● **DO THIS**:
Output the material beneath this task exactly, images excluded.

Data excerpts
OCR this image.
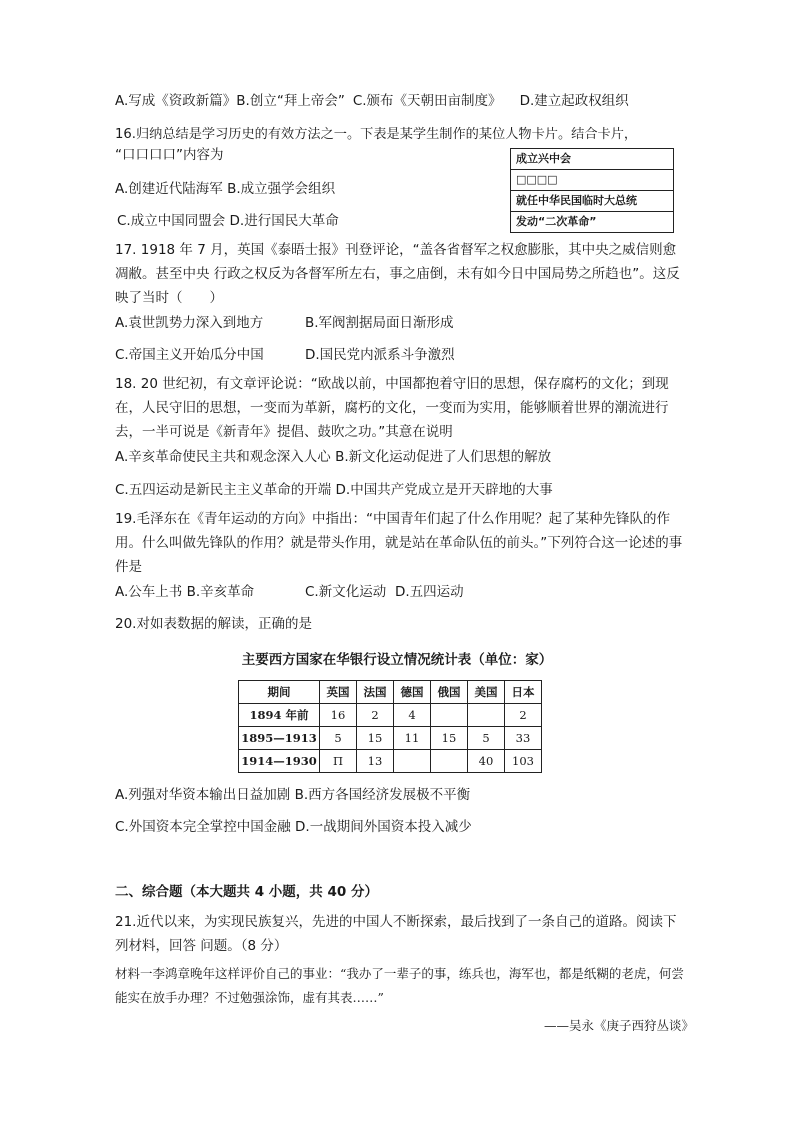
A.写成《资政新篇》B.创立“拜上帝会” C.颁布《天朝田亩制度》 D.建立起政权组织
16.归纳总结是学习历史的有效方法之一。下表是某学生制作的某位人物卡片。结合卡片，
“口口口口”内容为
A.创建近代陆海军 B.成立强学会组织
C.成立中国同盟会 D.进行国民大革命
成立兴中会
□□□□
就任中华民国临时大总统
发动“二次革命”

17. 1918 年 7 月，英国《泰晤士报》刊登评论，“盖各省督军之权愈膨胀，其中央之威信则愈凋敝。甚至中央 行政之权反为各督军所左右，事之庙倒，未有如今日中国局势之所趋也”。这反映了当时（　　）

A.袁世凯势力深入到地方	B.军阀割据局面日渐形成
C.帝国主义开始瓜分中国	D.国民党内派系斗争激烈

18. 20 世纪初，有文章评论说：“欧战以前，中国都抱着守旧的思想，保存腐朽的文化；到现在，人民守旧的思想，一变而为革新，腐朽的文化，一变而为实用，能够顺着世界的潮流进行去，一半可说是《新青年》提倡、鼓吹之功。”其意在说明

A.辛亥革命使民主共和观念深入人心 B.新文化运动促进了人们思想的解放
C.五四运动是新民主主义革命的开端 D.中国共产党成立是开天辟地的大事

19.毛泽东在《青年运动的方向》中指出：“中国青年们起了什么作用呢？起了某种先锋队的作用。什么叫做先锋队的作用？就是带头作用，就是站在革命队伍的前头。”下列符合这一论述的事件是

A.公车上书 B.辛亥革命	C.新文化运动 D.五四运动
20.对如表数据的解读，正确的是
主要西方国家在华银行设立情况统计表（单位：家）
期间	英国	法国	德国	俄国	美国	日本
1894 年前	16	2	4			2
1895—1913	5	15	11	15	5	33
1914—1930	П	13			40	103
A.列强对华资本输出日益加剧 B.西方各国经济发展极不平衡
C.外国资本完全掌控中国金融 D.一战期间外国资本投入减少
二、综合题（本大题共 4 小题，共 40 分）

21.近代以来，为实现民族复兴，先进的中国人不断探索，最后找到了一条自己的道路。阅读下列材料，回答 问题。（8 分）

材料一李鸿章晚年这样评价自己的事业：“我办了一辈子的事，练兵也，海军也，都是纸糊的老虎，何尝能实在放手办理？不过勉强涂饰，虚有其表……”
——吴永《庚子西狩丛谈》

● **RESULT OF THIS TASK**:
OCR this image.
A.写成《资政新篇》B.创立“拜上帝会” C.颁布《天朝田亩制度》 D.建立起政权组织
16.归纳总结是学习历史的有效方法之一。下表是某学生制作的某位人物卡片。结合卡片，
“口口口口”内容为
A.创建近代陆海军 B.成立强学会组织
C.成立中国同盟会 D.进行国民大革命
成立兴中会
□□□□
就任中华民国临时大总统
发动“二次革命”

17. 1918 年 7 月，英国《泰晤士报》刊登评论，“盖各省督军之权愈膨胀，其中央之威信则愈凋敝。甚至中央 行政之权反为各督军所左右，事之庙倒，未有如今日中国局势之所趋也”。这反映了当时（　　）

A.袁世凯势力深入到地方	B.军阀割据局面日渐形成
C.帝国主义开始瓜分中国	D.国民党内派系斗争激烈

18. 20 世纪初，有文章评论说：“欧战以前，中国都抱着守旧的思想，保存腐朽的文化；到现在，人民守旧的思想，一变而为革新，腐朽的文化，一变而为实用，能够顺着世界的潮流进行去，一半可说是《新青年》提倡、鼓吹之功。”其意在说明

A.辛亥革命使民主共和观念深入人心 B.新文化运动促进了人们思想的解放
C.五四运动是新民主主义革命的开端 D.中国共产党成立是开天辟地的大事

19.毛泽东在《青年运动的方向》中指出：“中国青年们起了什么作用呢？起了某种先锋队的作用。什么叫做先锋队的作用？就是带头作用，就是站在革命队伍的前头。”下列符合这一论述的事件是

A.公车上书 B.辛亥革命	C.新文化运动 D.五四运动
20.对如表数据的解读，正确的是
主要西方国家在华银行设立情况统计表（单位：家）
期间	英国	法国	德国	俄国	美国	日本
1894 年前	16	2	4			2
1895—1913	5	15	11	15	5	33
1914—1930	П	13			40	103
A.列强对华资本输出日益加剧 B.西方各国经济发展极不平衡
C.外国资本完全掌控中国金融 D.一战期间外国资本投入减少
二、综合题（本大题共 4 小题，共 40 分）

21.近代以来，为实现民族复兴，先进的中国人不断探索，最后找到了一条自己的道路。阅读下列材料，回答 问题。（8 分）

材料一李鸿章晚年这样评价自己的事业：“我办了一辈子的事，练兵也，海军也，都是纸糊的老虎，何尝能实在放手办理？不过勉强涂饰，虚有其表……”
——吴永《庚子西狩丛谈》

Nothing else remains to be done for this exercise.